- TO BE DONE:
Print all of the entries exactly, minus the pictures.

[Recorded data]
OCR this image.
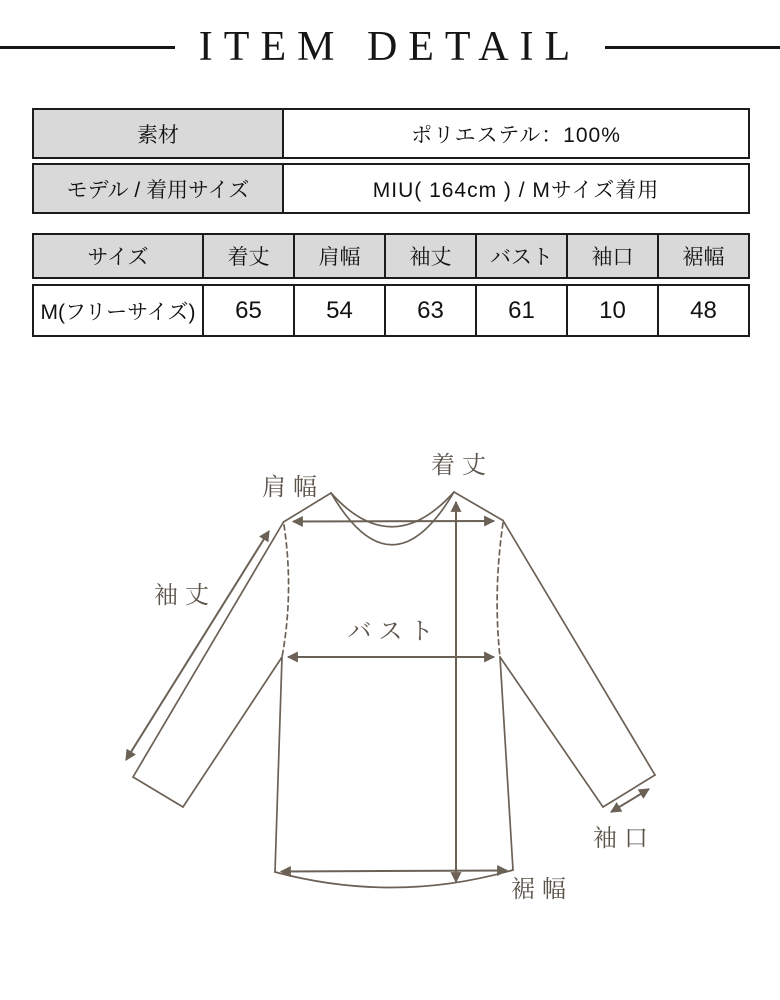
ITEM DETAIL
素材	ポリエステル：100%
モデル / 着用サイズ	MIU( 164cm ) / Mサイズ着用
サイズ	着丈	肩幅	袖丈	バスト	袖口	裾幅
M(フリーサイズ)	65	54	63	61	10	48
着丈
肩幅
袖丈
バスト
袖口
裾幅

- RESULT OF THIS EXERCISE:
OCR this image.
ITEM DETAIL
素材	ポリエステル：100%
モデル / 着用サイズ	MIU( 164cm ) / Mサイズ着用
サイズ	着丈	肩幅	袖丈	バスト	袖口	裾幅
M(フリーサイズ)	65	54	63	61	10	48
着丈
肩幅
袖丈
バスト
袖口
裾幅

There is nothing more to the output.